__WORK INSTRUCTIONS__:
**a.** In the section 444 passage, restate the paragraph beginning "Example (3). The facts are the same" in two or three shorter sentences, keeping its main facts.
**b.** The section 444 passage has lettered conditions, marked (A), (B) and (C), that a corporation must meet before it can re-activate its S election. List all of them.
**c.** Continue the section 444 passage from its final sentence, which ends with "paragraph (a)(6)(iii) of this section."

__SOURCE PASSAGE__:
○ ○ ○
Thus, the corporation's S election is terminated on February 15, 1988. 
If otherwise qualified, the corporation may make a section 444 election 
to have a taxable year beginning July 1, 1987, and ending February 14, 
1988.
    Example (3). The facts are the same as in example (2), except that 
the new shareholders are individuals. Furthermore, the corporation's S 
election is not terminated. Based on these facts, the S corporation, if 
otherwise qualified, may make a section 444 election to retain a year 
ending June 30 for

[[Page 31]]

its taxable year beginning July 1, 1987. Furthermore, the S corporation 
may, if otherwise qualified, continue its section 444 election for 
subsequent taxable years.

    (6) Re-activating certain S elections--(i) Certain corporations 
electing S status that did not make a back-up calendar year request. If 
a corporation that timely filed Form 2553, Election by a Small Business 
Corporation, effective for its first taxable year beginning in 1987--
    (A) Requested a fiscal year based on business purpose,
    (B) Did not agree to use a calendar year in the event its business 
purpose request was denied, and
    (C) Such business purpose request is denied or withdrawn,

such corporation may retroactively re-activate its S election by making 
a valid section 444 election for its first taxable year beginning in 
1987 and complying with the procedures in paragraph (a)(6)(iii) of this 
section.
○ ○ ○
__SUPPLIED MATERIAL__:

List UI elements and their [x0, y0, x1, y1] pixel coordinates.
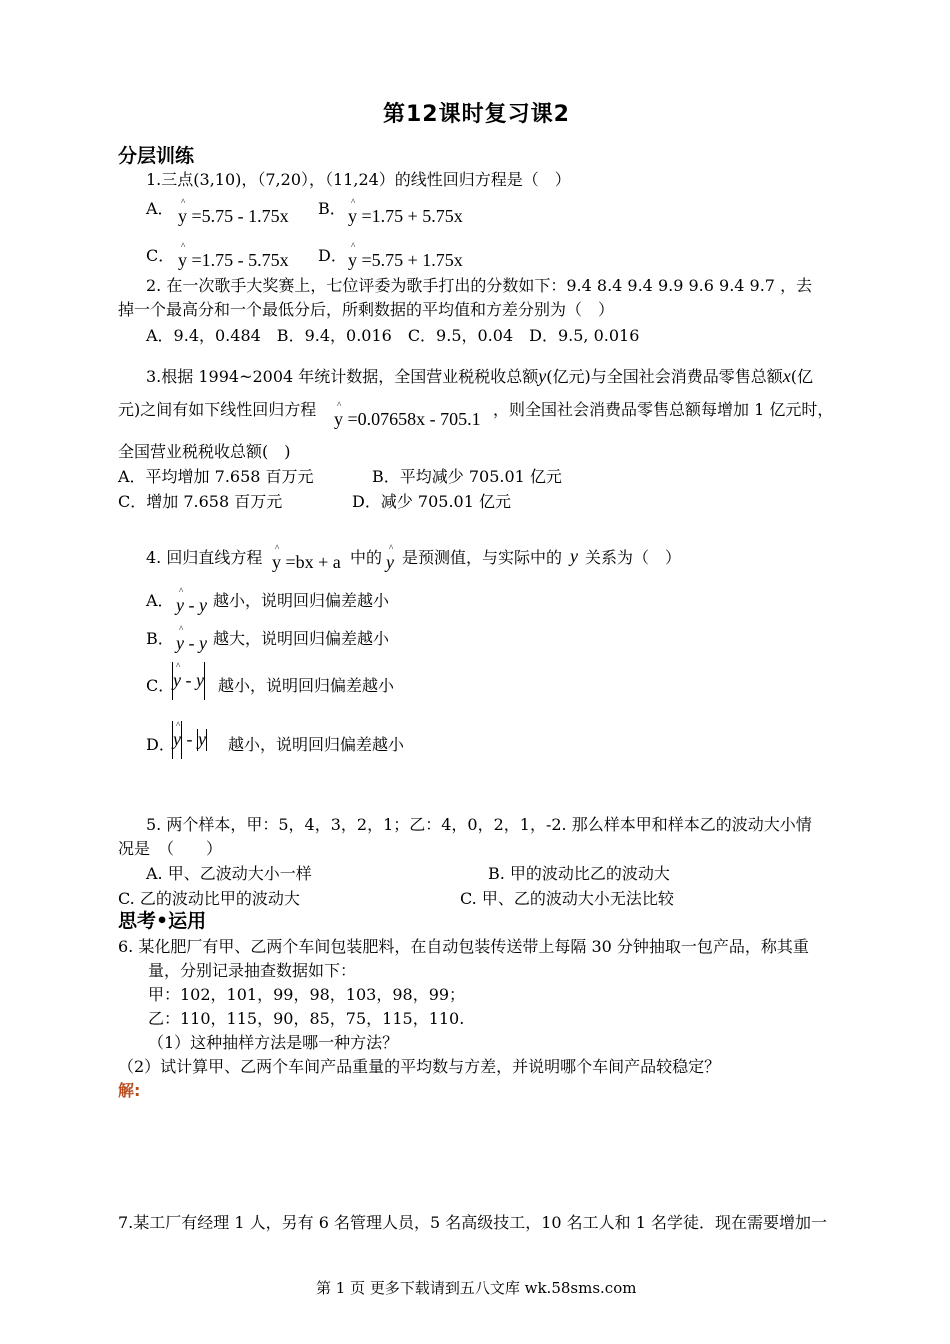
○ ○ ○
__IN RESPONSE__:
**a.** This example has the same facts as example (2), except that the new shareholders are individuals and the corporation's S election is not terminated. If otherwise qualified, the S corporation may make a section 444 election to keep a year ending June 30 for its taxable year beginning July 1, 1987. It may also continue that election for later taxable years.

**b.**
- (A) Requested a fiscal year based on business purpose
- (B) Did not agree to use a calendar year in the event its business purpose request was denied
- (C) Such business purpose request is denied or withdrawn

**c.**
    (ii) Certain corporations that revoked their S status. If a 
corporation that used a fiscal year revoked its S election (pursuant to 
section 1362(d)(1)) for its first taxable year beginning in 1987, such 
corporation may retroactively re-activate its S election (i.e. rescind 
its revocation) by making a valid section 444 election for its first 
taxable year beginning in 1987 and complying with the procedures in 
paragraph (a)(6)(iii) of this section.
    (iii) Procedures for re-activating an S election. A corporation re-
activating its S election pursuant to paragraph (a)(6) (i) or (ii) of 
this section must--
    (A) Obtain the consents of all shareholders who have owned stock in 
the corporation since the first day of the first taxable year of the 
corporation beginning after December 31, 1986,
    (B) Include the following statement at the top of the first page of 
the corporation's Form 1120S for its first taxable year beginning in 
1987--``SECTION 444 ELECTION--RE-ACTIVATES S STATUS,'' and
    (C) Include the following statement with Form 1120S--``RE-ACTIVATION 
CONSENTED TO BY ALL SHAREHOLDERS WHO HAVE OWNED STOCK AT ANY TIME SINCE 
THE FIRST DAY OF THE FIRST TAXABLE YEAR OF THIS CORPORATION BEGINNING 
AFTER DECEMBER 31, 1986.''
    (iv) Examples. The provisions of this paragraph (a)(6) may be 
illustrated by the following examples.

    Example (1). Assume a corporation historically used a June 30 
taxable year and such corporation timely filed Form 2553, Election by a 
Small Business Corporation, to be effective for its taxable year 
beginning July 1, 1987. On its Form 2553, the corporation requested 
permission to retain its June 30 taxable year based on business purpose.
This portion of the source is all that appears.